━━━ Given data ━━━

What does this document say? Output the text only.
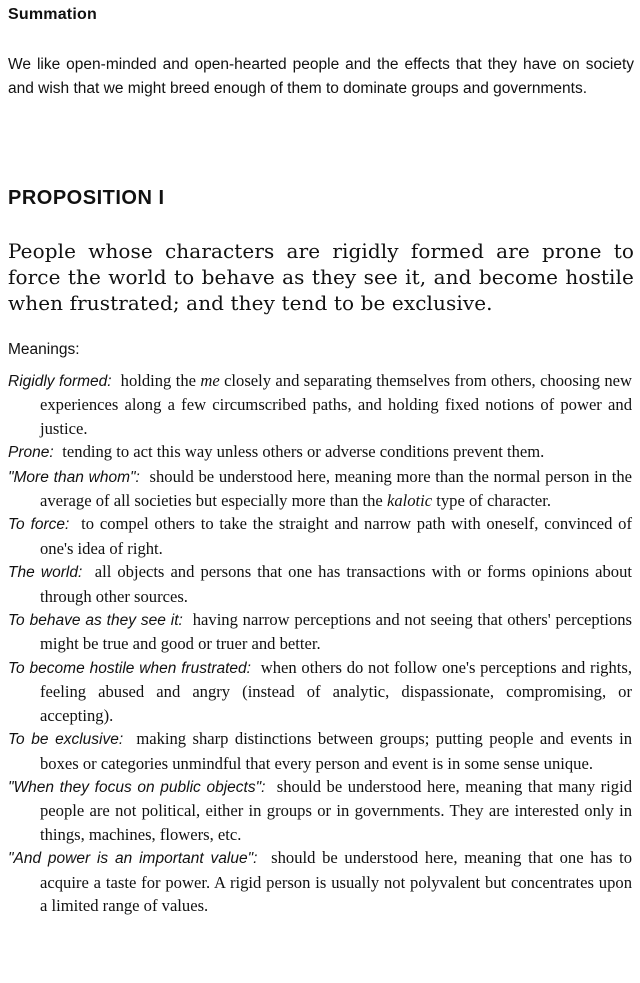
Summation
We like open-minded and open-hearted people and the effects that they have on society and wish that we might breed enough of them to dominate groups and governments.
PROPOSITION I
People whose characters are rigidly formed are prone to force the world to behave as they see it, and become hostile when frustrated; and they tend to be exclusive.
Meanings:
Rigidly formed: holding the me closely and separating themselves from others, choosing new experiences along a few circumscribed paths, and holding fixed notions of power and justice.
Prone: tending to act this way unless others or adverse conditions prevent them.
"More than whom": should be understood here, meaning more than the normal person in the average of all societies but especially more than the kalotic type of character.
To force: to compel others to take the straight and narrow path with oneself, convinced of one's idea of right.
The world: all objects and persons that one has transactions with or forms opinions about through other sources.
To behave as they see it: having narrow perceptions and not seeing that others' perceptions might be true and good or truer and better.
To become hostile when frustrated: when others do not follow one's perceptions and rights, feeling abused and angry (instead of analytic, dispassionate, compromising, or accepting).
To be exclusive: making sharp distinctions between groups; putting people and events in boxes or categories unmindful that every person and event is in some sense unique.
"When they focus on public objects": should be understood here, meaning that many rigid people are not political, either in groups or in governments. They are interested only in things, machines, flowers, etc.
"And power is an important value": should be understood here, meaning that one has to acquire a taste for power. A rigid person is usually not polyvalent but concentrates upon a limited range of values.
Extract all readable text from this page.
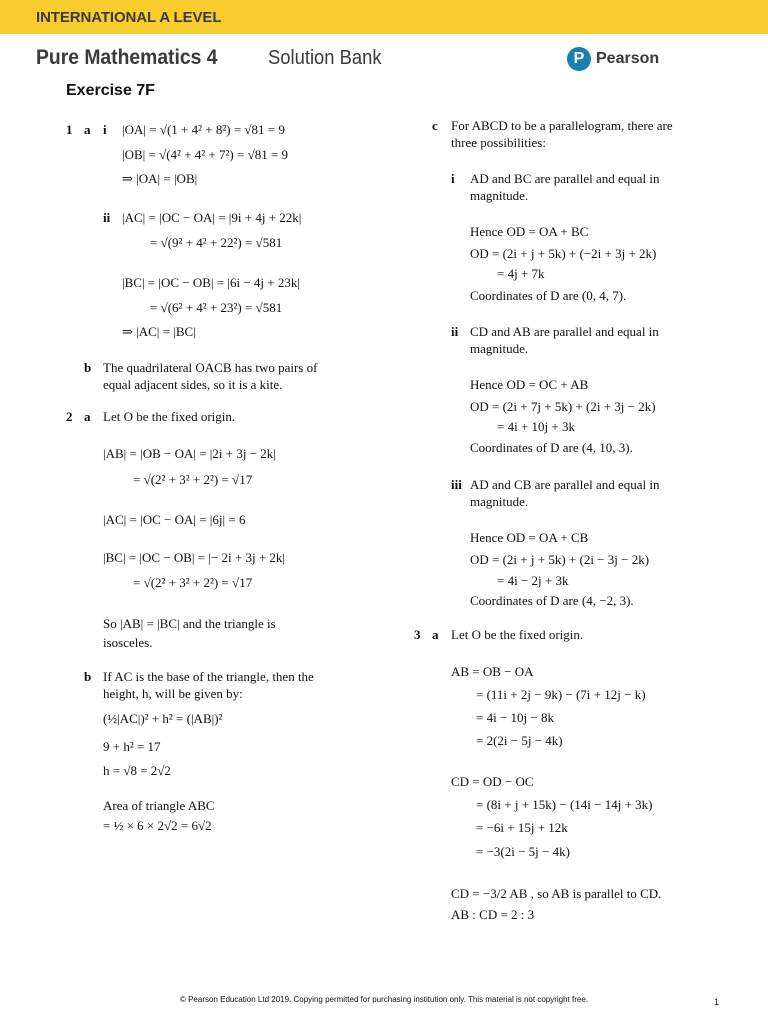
INTERNATIONAL A LEVEL
Pure Mathematics 4	Solution Bank	P Pearson
Exercise 7F
1 a i |OA| = √(1 + 4² + 8²) = √81 = 9
|OB| = √(4² + 4² + 7²) = √81 = 9
⇒ |OA| = |OB|
ii |AC| = |OC − OA| = |9i + 4j + 22k|
= √(9² + 4² + 22²) = √581
|BC| = |OC − OB| = |6i − 4j + 23k|
= √(6² + 4² + 23²) = √581
⇒ |AC| = |BC|
b The quadrilateral OACB has two pairs of
equal adjacent sides, so it is a kite.
2 a Let O be the fixed origin.
|AB| = |OB − OA| = |2i + 3j − 2k|
= √(2² + 3² + 2²) = √17
|AC| = |OC − OA| = |6j| = 6
|BC| = |OC − OB| = |− 2i + 3j + 2k|
= √(2² + 3² + 2²) = √17
So |AB| = |BC| and the triangle is
isosceles.
b If AC is the base of the triangle, then the
height, h, will be given by:
(½|AC|)² + h² = (|AB|)²
9 + h² = 17
h = √8 = 2√2
Area of triangle ABC
= ½ × 6 × 2√2 = 6√2
c For ABCD to be a parallelogram, there are
three possibilities:
i AD and BC are parallel and equal in
magnitude.
Hence OD = OA + BC
OD = (2i + j + 5k) + (−2i + 3j + 2k)
= 4j + 7k
Coordinates of D are (0, 4, 7).
ii CD and AB are parallel and equal in
magnitude.
Hence OD = OC + AB
OD = (2i + 7j + 5k) + (2i + 3j − 2k)
= 4i + 10j + 3k
Coordinates of D are (4, 10, 3).
iii AD and CB are parallel and equal in
magnitude.
Hence OD = OA + CB
OD = (2i + j + 5k) + (2i − 3j − 2k)
= 4i − 2j + 3k
Coordinates of D are (4, −2, 3).
3 a Let O be the fixed origin.
AB = OB − OA
= (11i + 2j − 9k) − (7i + 12j − k)
= 4i − 10j − 8k
= 2(2i − 5j − 4k)
CD = OD − OC
= (8i + j + 15k) − (14i − 14j + 3k)
= −6i + 15j + 12k
= −3(2i − 5j − 4k)
CD = −3/2 AB , so AB is parallel to CD.
AB : CD = 2 : 3
© Pearson Education Ltd 2019. Copying permitted for purchasing institution only. This material is not copyright free.	1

━━━

**Task objective:** Can you retype every record above exactly, leaving out the pictures?

**The response:**
What does this document say? Output the text only.
Summation
We like open-minded and open-hearted people and the effects that they have on society and wish that we might breed enough of them to dominate groups and governments.
PROPOSITION I
People whose characters are rigidly formed are prone to force the world to behave as they see it, and become hostile when frustrated; and they tend to be exclusive.
Meanings:
Rigidly formed: holding the me closely and separating themselves from others, choosing new experiences along a few circumscribed paths, and holding fixed notions of power and justice.
Prone: tending to act this way unless others or adverse conditions prevent them.
"More than whom": should be understood here, meaning more than the normal person in the average of all societies but especially more than the kalotic type of character.
To force: to compel others to take the straight and narrow path with oneself, convinced of one's idea of right.
The world: all objects and persons that one has transactions with or forms opinions about through other sources.
To behave as they see it: having narrow perceptions and not seeing that others' perceptions might be true and good or truer and better.
To become hostile when frustrated: when others do not follow one's perceptions and rights, feeling abused and angry (instead of analytic, dispassionate, compromising, or accepting).
To be exclusive: making sharp distinctions between groups; putting people and events in boxes or categories unmindful that every person and event is in some sense unique.
"When they focus on public objects": should be understood here, meaning that many rigid people are not political, either in groups or in governments. They are interested only in things, machines, flowers, etc.
"And power is an important value": should be understood here, meaning that one has to acquire a taste for power. A rigid person is usually not polyvalent but concentrates upon a limited range of values.
Extract all readable text from this page.
INTERNATIONAL A LEVEL
Pure Mathematics 4	Solution Bank	P Pearson
Exercise 7F
1 a i |OA| = √(1 + 4² + 8²) = √81 = 9
|OB| = √(4² + 4² + 7²) = √81 = 9
⇒ |OA| = |OB|
ii |AC| = |OC − OA| = |9i + 4j + 22k|
= √(9² + 4² + 22²) = √581
|BC| = |OC − OB| = |6i − 4j + 23k|
= √(6² + 4² + 23²) = √581
⇒ |AC| = |BC|
b The quadrilateral OACB has two pairs of
equal adjacent sides, so it is a kite.
2 a Let O be the fixed origin.
|AB| = |OB − OA| = |2i + 3j − 2k|
= √(2² + 3² + 2²) = √17
|AC| = |OC − OA| = |6j| = 6
|BC| = |OC − OB| = |− 2i + 3j + 2k|
= √(2² + 3² + 2²) = √17
So |AB| = |BC| and the triangle is
isosceles.
b If AC is the base of the triangle, then the
height, h, will be given by:
(½|AC|)² + h² = (|AB|)²
9 + h² = 17
h = √8 = 2√2
Area of triangle ABC
= ½ × 6 × 2√2 = 6√2
c For ABCD to be a parallelogram, there are
three possibilities:
i AD and BC are parallel and equal in
magnitude.
Hence OD = OA + BC
OD = (2i + j + 5k) + (−2i + 3j + 2k)
= 4j + 7k
Coordinates of D are (0, 4, 7).
ii CD and AB are parallel and equal in
magnitude.
Hence OD = OC + AB
OD = (2i + 7j + 5k) + (2i + 3j − 2k)
= 4i + 10j + 3k
Coordinates of D are (4, 10, 3).
iii AD and CB are parallel and equal in
magnitude.
Hence OD = OA + CB
OD = (2i + j + 5k) + (2i − 3j − 2k)
= 4i − 2j + 3k
Coordinates of D are (4, −2, 3).
3 a Let O be the fixed origin.
AB = OB − OA
= (11i + 2j − 9k) − (7i + 12j − k)
= 4i − 10j − 8k
= 2(2i − 5j − 4k)
CD = OD − OC
= (8i + j + 15k) − (14i − 14j + 3k)
= −6i + 15j + 12k
= −3(2i − 5j − 4k)
CD = −3/2 AB , so AB is parallel to CD.
AB : CD = 2 : 3
© Pearson Education Ltd 2019. Copying permitted for purchasing institution only. This material is not copyright free.	1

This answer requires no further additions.